Go through each line of the records below and count those with the word "Validity". Give only the count.

-=-=-

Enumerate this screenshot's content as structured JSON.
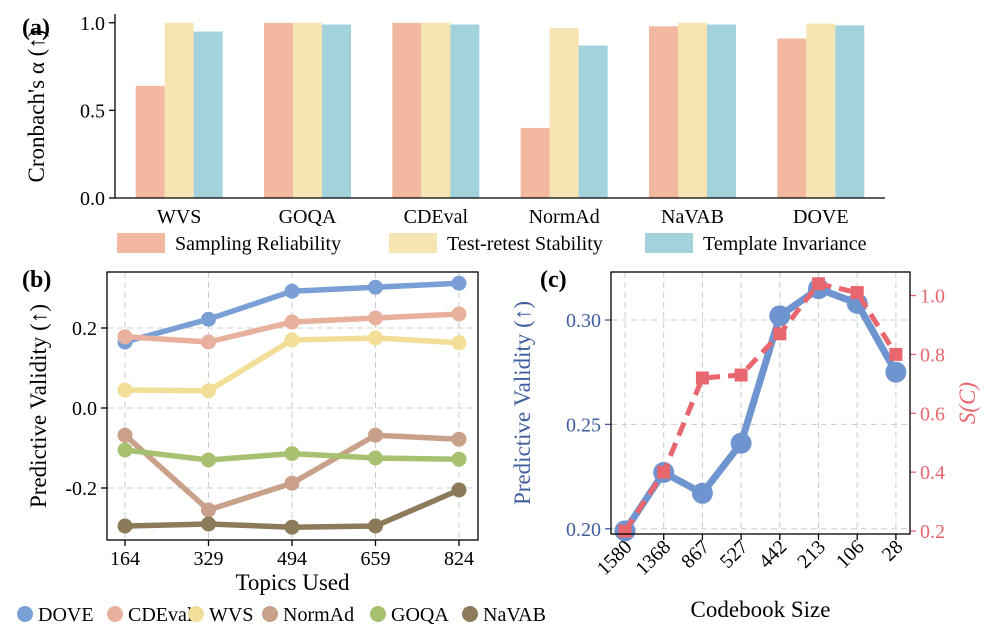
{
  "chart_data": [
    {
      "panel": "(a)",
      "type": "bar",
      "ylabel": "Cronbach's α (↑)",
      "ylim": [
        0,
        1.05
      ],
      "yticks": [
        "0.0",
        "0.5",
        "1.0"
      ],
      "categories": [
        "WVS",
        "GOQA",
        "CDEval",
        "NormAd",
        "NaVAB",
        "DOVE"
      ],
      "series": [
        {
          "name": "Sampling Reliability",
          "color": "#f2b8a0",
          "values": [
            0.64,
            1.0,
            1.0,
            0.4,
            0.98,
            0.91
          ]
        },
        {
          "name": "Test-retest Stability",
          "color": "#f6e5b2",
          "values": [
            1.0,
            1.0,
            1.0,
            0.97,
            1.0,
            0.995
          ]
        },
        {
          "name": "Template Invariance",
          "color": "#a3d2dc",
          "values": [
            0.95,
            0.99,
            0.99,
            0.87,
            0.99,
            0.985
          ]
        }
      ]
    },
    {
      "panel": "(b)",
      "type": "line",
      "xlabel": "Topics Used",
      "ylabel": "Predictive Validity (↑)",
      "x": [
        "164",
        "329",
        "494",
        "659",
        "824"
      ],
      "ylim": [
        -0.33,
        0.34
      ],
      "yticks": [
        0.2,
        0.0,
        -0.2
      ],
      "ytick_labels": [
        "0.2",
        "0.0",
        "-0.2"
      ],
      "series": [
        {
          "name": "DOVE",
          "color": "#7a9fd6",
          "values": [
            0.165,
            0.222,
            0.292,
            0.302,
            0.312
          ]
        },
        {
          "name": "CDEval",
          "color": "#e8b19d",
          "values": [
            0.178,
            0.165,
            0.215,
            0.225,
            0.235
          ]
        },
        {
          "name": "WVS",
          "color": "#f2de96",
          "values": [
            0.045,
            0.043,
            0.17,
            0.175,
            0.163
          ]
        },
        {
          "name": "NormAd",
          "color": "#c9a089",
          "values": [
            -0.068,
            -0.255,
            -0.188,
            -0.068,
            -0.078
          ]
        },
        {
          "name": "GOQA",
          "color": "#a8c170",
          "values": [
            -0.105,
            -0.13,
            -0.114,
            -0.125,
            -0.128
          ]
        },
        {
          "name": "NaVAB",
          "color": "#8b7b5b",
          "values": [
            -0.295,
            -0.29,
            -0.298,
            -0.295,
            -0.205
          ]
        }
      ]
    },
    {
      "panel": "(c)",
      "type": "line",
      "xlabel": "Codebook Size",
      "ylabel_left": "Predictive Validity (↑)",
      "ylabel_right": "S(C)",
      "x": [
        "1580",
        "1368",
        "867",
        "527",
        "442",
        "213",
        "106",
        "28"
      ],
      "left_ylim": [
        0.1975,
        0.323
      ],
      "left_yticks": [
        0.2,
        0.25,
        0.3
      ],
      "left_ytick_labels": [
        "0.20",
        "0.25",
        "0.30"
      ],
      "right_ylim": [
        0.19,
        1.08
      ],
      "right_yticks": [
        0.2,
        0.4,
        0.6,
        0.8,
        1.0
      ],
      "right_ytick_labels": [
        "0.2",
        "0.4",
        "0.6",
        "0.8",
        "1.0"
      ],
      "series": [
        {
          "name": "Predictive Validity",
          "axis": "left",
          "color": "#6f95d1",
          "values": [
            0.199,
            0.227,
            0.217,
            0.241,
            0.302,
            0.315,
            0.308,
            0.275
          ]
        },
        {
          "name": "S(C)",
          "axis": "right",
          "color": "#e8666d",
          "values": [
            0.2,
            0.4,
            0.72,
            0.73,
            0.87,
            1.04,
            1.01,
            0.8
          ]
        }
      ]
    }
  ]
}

-=-=-

EXERCISE OUTPUT
3